WORK REQUIRED: Copy the data that follows exactly. Include no pictures.

Data records:
* start *
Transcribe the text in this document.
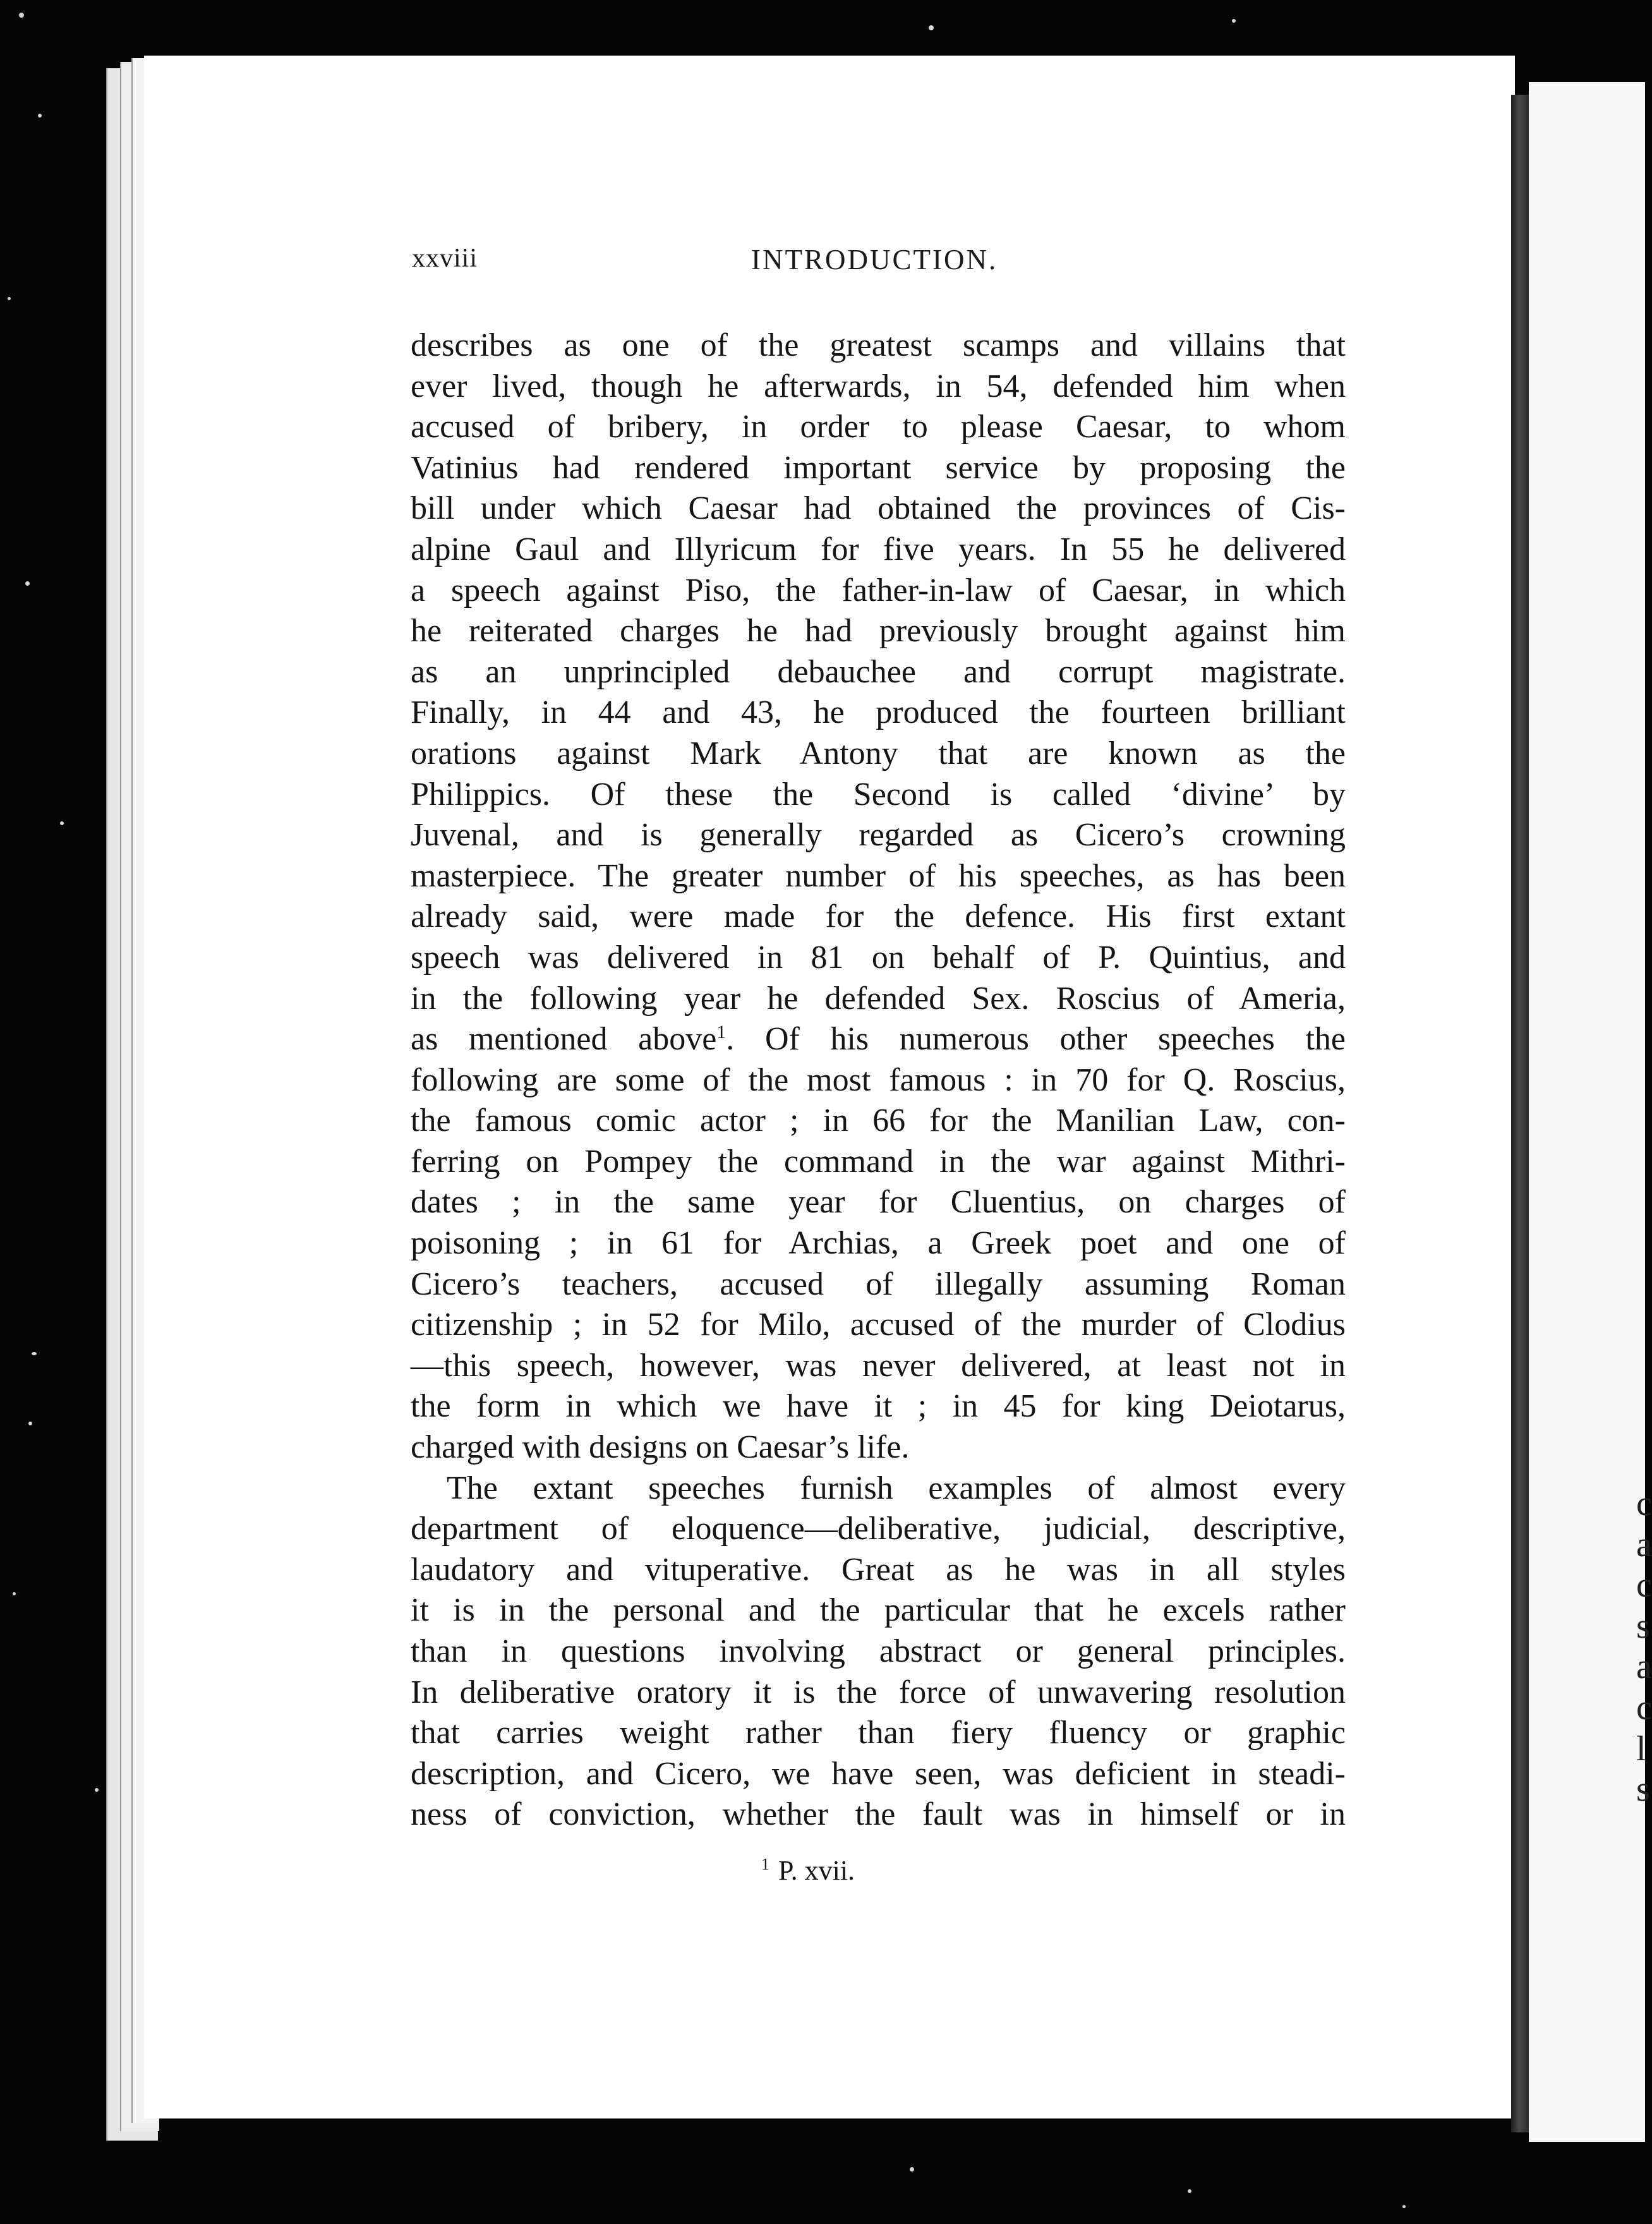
c
a
c
s
a
c
l
s
xxviii	INTRODUCTION.
describes as one of the greatest scamps and villains that
ever lived, though he afterwards, in 54, defended him when
accused of bribery, in order to please Caesar, to whom
Vatinius had rendered important service by proposing the
bill under which Caesar had obtained the provinces of Cis-
alpine Gaul and Illyricum for five years. In 55 he delivered
a speech against Piso, the father-in-law of Caesar, in which
he reiterated charges he had previously brought against him
as an unprincipled debauchee and corrupt magistrate.
Finally, in 44 and 43, he produced the fourteen brilliant
orations against Mark Antony that are known as the
Philippics. Of these the Second is called ‘divine’ by
Juvenal, and is generally regarded as Cicero’s crowning
masterpiece. The greater number of his speeches, as has been
already said, were made for the defence. His first extant
speech was delivered in 81 on behalf of P. Quintius, and
in the following year he defended Sex. Roscius of Ameria,
as mentioned above$^1$. Of his numerous other speeches the
following are some of the most famous : in 70 for Q. Roscius,
the famous comic actor ; in 66 for the Manilian Law, con-
ferring on Pompey the command in the war against Mithri-
dates ; in the same year for Cluentius, on charges of
poisoning ; in 61 for Archias, a Greek poet and one of
Cicero’s teachers, accused of illegally assuming Roman
citizenship ; in 52 for Milo, accused of the murder of Clodius
—this speech, however, was never delivered, at least not in
the form in which we have it ; in 45 for king Deiotarus,
charged with designs on Caesar’s life.
The extant speeches furnish examples of almost every
department of eloquence—deliberative, judicial, descriptive,
laudatory and vituperative. Great as he was in all styles
it is in the personal and the particular that he excels rather
than in questions involving abstract or general principles.
In deliberative oratory it is the force of unwavering resolution
that carries weight rather than fiery fluency or graphic
description, and Cicero, we have seen, was deficient in steadi-
ness of conviction, whether the fault was in himself or in
$^1$ P. xvii.
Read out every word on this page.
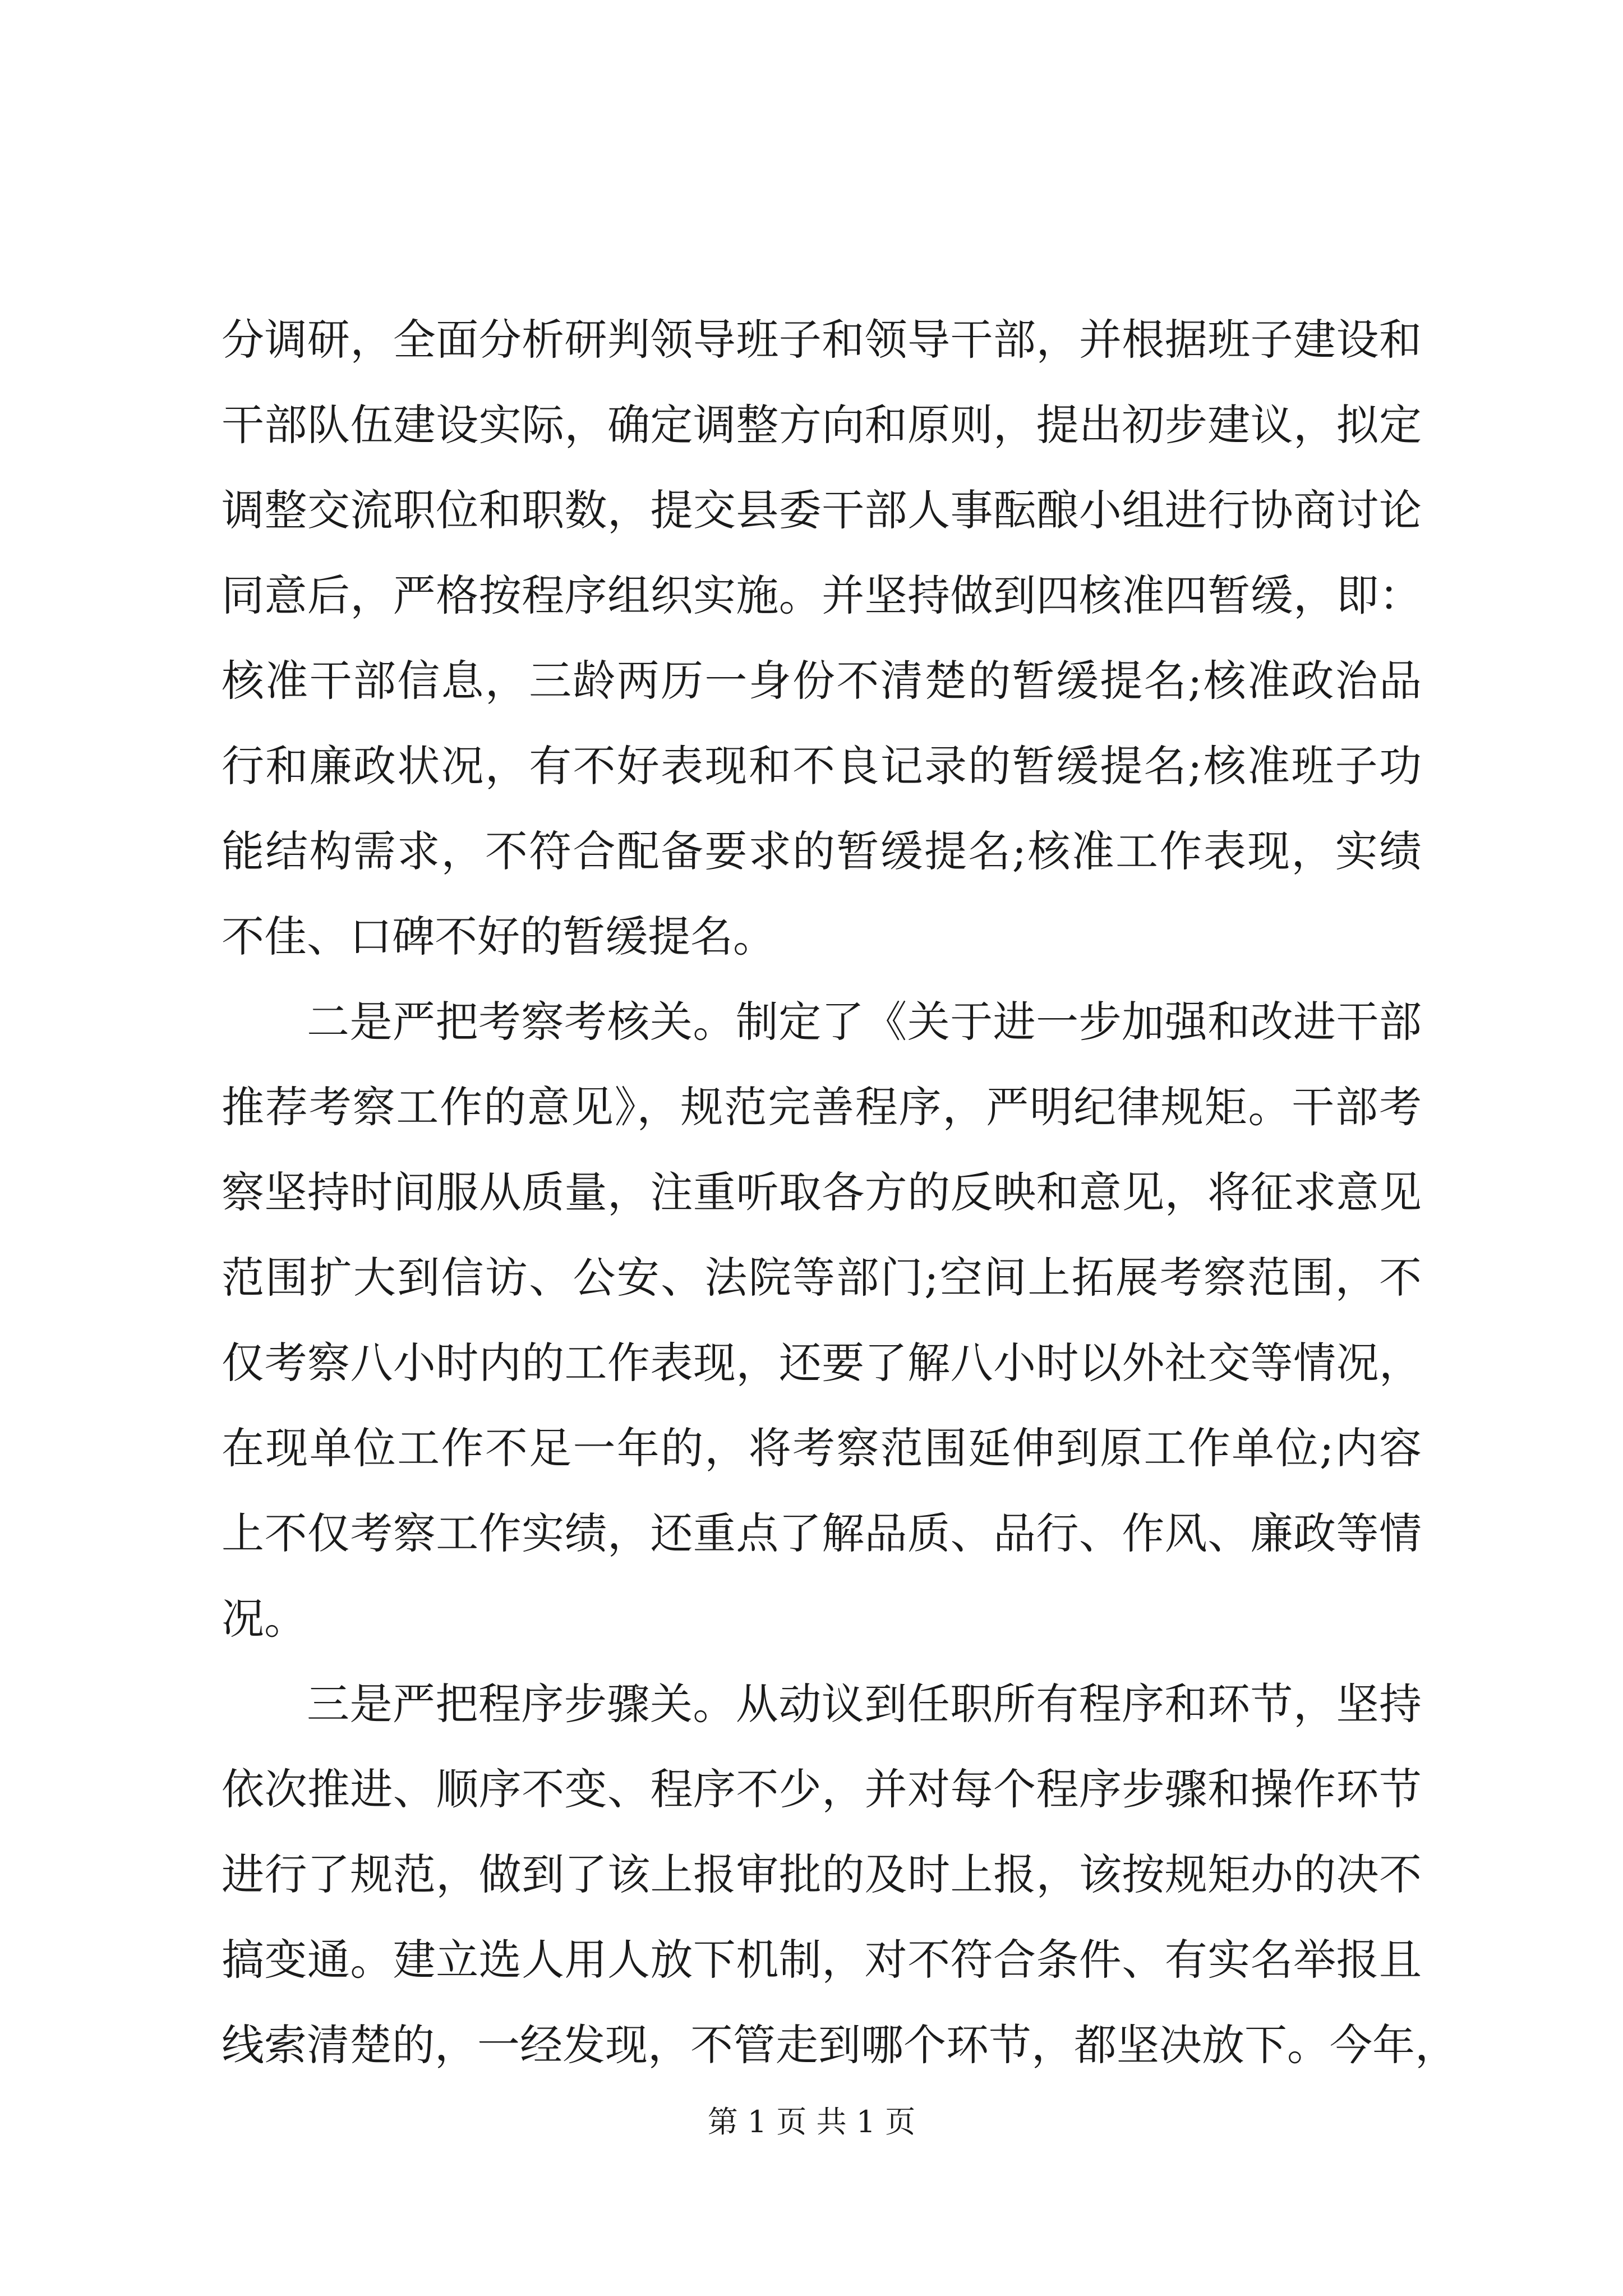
分调研，全面分析研判领导班子和领导干部，并根据班子建设和
干部队伍建设实际，确定调整方向和原则，提出初步建议，拟定
调整交流职位和职数，提交县委干部人事酝酿小组进行协商讨论
同意后，严格按程序组织实施。并坚持做到四核准四暂缓，即：
核准干部信息，三龄两历一身份不清楚的暂缓提名;核准政治品
行和廉政状况，有不好表现和不良记录的暂缓提名;核准班子功
能结构需求，不符合配备要求的暂缓提名;核准工作表现，实绩
不佳、口碑不好的暂缓提名。
二是严把考察考核关。制定了《关于进一步加强和改进干部
推荐考察工作的意见》，规范完善程序，严明纪律规矩。干部考
察坚持时间服从质量，注重听取各方的反映和意见，将征求意见
范围扩大到信访、公安、法院等部门;空间上拓展考察范围，不
仅考察八小时内的工作表现，还要了解八小时以外社交等情况，
在现单位工作不足一年的，将考察范围延伸到原工作单位;内容
上不仅考察工作实绩，还重点了解品质、品行、作风、廉政等情
况。
三是严把程序步骤关。从动议到任职所有程序和环节，坚持
依次推进、顺序不变、程序不少，并对每个程序步骤和操作环节
进行了规范，做到了该上报审批的及时上报，该按规矩办的决不
搞变通。建立选人用人放下机制，对不符合条件、有实名举报且
线索清楚的，一经发现，不管走到哪个环节，都坚决放下。今年，
第 1 页 共 1 页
* end *
REPLY TO THE EXERCISE:
Transcribe the text in this document.
c
a
c
s
a
c
l
s
xxviii	INTRODUCTION.
describes as one of the greatest scamps and villains that
ever lived, though he afterwards, in 54, defended him when
accused of bribery, in order to please Caesar, to whom
Vatinius had rendered important service by proposing the
bill under which Caesar had obtained the provinces of Cis-
alpine Gaul and Illyricum for five years. In 55 he delivered
a speech against Piso, the father-in-law of Caesar, in which
he reiterated charges he had previously brought against him
as an unprincipled debauchee and corrupt magistrate.
Finally, in 44 and 43, he produced the fourteen brilliant
orations against Mark Antony that are known as the
Philippics. Of these the Second is called ‘divine’ by
Juvenal, and is generally regarded as Cicero’s crowning
masterpiece. The greater number of his speeches, as has been
already said, were made for the defence. His first extant
speech was delivered in 81 on behalf of P. Quintius, and
in the following year he defended Sex. Roscius of Ameria,
as mentioned above$^1$. Of his numerous other speeches the
following are some of the most famous : in 70 for Q. Roscius,
the famous comic actor ; in 66 for the Manilian Law, con-
ferring on Pompey the command in the war against Mithri-
dates ; in the same year for Cluentius, on charges of
poisoning ; in 61 for Archias, a Greek poet and one of
Cicero’s teachers, accused of illegally assuming Roman
citizenship ; in 52 for Milo, accused of the murder of Clodius
—this speech, however, was never delivered, at least not in
the form in which we have it ; in 45 for king Deiotarus,
charged with designs on Caesar’s life.
The extant speeches furnish examples of almost every
department of eloquence—deliberative, judicial, descriptive,
laudatory and vituperative. Great as he was in all styles
it is in the personal and the particular that he excels rather
than in questions involving abstract or general principles.
In deliberative oratory it is the force of unwavering resolution
that carries weight rather than fiery fluency or graphic
description, and Cicero, we have seen, was deficient in steadi-
ness of conviction, whether the fault was in himself or in
$^1$ P. xvii.
Read out every word on this page.
分调研，全面分析研判领导班子和领导干部，并根据班子建设和
干部队伍建设实际，确定调整方向和原则，提出初步建议，拟定
调整交流职位和职数，提交县委干部人事酝酿小组进行协商讨论
同意后，严格按程序组织实施。并坚持做到四核准四暂缓，即：
核准干部信息，三龄两历一身份不清楚的暂缓提名;核准政治品
行和廉政状况，有不好表现和不良记录的暂缓提名;核准班子功
能结构需求，不符合配备要求的暂缓提名;核准工作表现，实绩
不佳、口碑不好的暂缓提名。
二是严把考察考核关。制定了《关于进一步加强和改进干部
推荐考察工作的意见》，规范完善程序，严明纪律规矩。干部考
察坚持时间服从质量，注重听取各方的反映和意见，将征求意见
范围扩大到信访、公安、法院等部门;空间上拓展考察范围，不
仅考察八小时内的工作表现，还要了解八小时以外社交等情况，
在现单位工作不足一年的，将考察范围延伸到原工作单位;内容
上不仅考察工作实绩，还重点了解品质、品行、作风、廉政等情
况。
三是严把程序步骤关。从动议到任职所有程序和环节，坚持
依次推进、顺序不变、程序不少，并对每个程序步骤和操作环节
进行了规范，做到了该上报审批的及时上报，该按规矩办的决不
搞变通。建立选人用人放下机制，对不符合条件、有实名举报且
线索清楚的，一经发现，不管走到哪个环节，都坚决放下。今年，
第 1 页 共 1 页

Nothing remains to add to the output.